Data section:
============

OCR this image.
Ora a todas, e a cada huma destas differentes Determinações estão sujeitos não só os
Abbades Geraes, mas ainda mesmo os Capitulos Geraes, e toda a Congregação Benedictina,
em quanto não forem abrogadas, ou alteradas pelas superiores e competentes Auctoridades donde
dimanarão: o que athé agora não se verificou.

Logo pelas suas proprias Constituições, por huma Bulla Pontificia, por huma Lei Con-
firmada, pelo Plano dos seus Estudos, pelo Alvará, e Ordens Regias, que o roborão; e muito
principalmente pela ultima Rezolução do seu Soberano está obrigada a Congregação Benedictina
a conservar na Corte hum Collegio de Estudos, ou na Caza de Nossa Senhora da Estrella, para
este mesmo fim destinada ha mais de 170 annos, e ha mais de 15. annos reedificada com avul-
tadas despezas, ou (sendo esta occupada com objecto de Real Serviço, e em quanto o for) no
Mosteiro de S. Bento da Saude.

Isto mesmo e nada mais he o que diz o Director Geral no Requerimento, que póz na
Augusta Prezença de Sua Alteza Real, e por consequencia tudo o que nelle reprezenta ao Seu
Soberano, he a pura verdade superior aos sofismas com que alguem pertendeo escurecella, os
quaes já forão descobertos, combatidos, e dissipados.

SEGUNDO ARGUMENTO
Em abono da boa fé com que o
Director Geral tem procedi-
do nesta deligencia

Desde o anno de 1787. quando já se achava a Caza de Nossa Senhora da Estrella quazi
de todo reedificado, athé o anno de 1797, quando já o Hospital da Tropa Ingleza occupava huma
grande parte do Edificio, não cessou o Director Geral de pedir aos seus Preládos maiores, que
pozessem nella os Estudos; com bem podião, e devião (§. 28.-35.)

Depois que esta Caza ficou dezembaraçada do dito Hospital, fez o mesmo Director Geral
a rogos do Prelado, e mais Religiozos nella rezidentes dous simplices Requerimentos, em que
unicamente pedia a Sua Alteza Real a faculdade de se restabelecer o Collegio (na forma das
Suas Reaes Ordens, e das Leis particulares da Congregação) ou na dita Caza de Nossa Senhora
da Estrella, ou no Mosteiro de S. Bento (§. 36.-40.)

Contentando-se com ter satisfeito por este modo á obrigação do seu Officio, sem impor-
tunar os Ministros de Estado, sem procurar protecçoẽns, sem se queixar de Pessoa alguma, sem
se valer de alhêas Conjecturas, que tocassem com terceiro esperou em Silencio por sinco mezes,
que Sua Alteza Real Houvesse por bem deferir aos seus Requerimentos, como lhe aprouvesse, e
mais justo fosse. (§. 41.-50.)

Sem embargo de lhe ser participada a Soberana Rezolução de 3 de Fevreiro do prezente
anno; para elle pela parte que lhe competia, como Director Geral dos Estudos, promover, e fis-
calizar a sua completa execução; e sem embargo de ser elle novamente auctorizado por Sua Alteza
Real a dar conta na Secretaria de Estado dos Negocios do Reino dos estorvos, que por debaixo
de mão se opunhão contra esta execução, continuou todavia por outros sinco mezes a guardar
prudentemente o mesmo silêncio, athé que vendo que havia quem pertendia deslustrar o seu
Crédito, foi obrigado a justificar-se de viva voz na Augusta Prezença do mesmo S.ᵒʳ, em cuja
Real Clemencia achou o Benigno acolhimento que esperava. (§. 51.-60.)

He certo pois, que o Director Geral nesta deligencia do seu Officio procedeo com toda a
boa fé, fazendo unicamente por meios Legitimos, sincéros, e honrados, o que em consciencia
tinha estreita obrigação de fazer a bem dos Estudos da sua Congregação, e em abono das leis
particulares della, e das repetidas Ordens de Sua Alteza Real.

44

============

What you have to do:
Locate all lines that include the word "Officio" and copy them out.

Response below:
Contentando-se com ter satisfeito por este modo á obrigação do seu Officio, sem impor-
He certo pois, que o Director Geral nesta deligencia do seu Officio procedeo com toda a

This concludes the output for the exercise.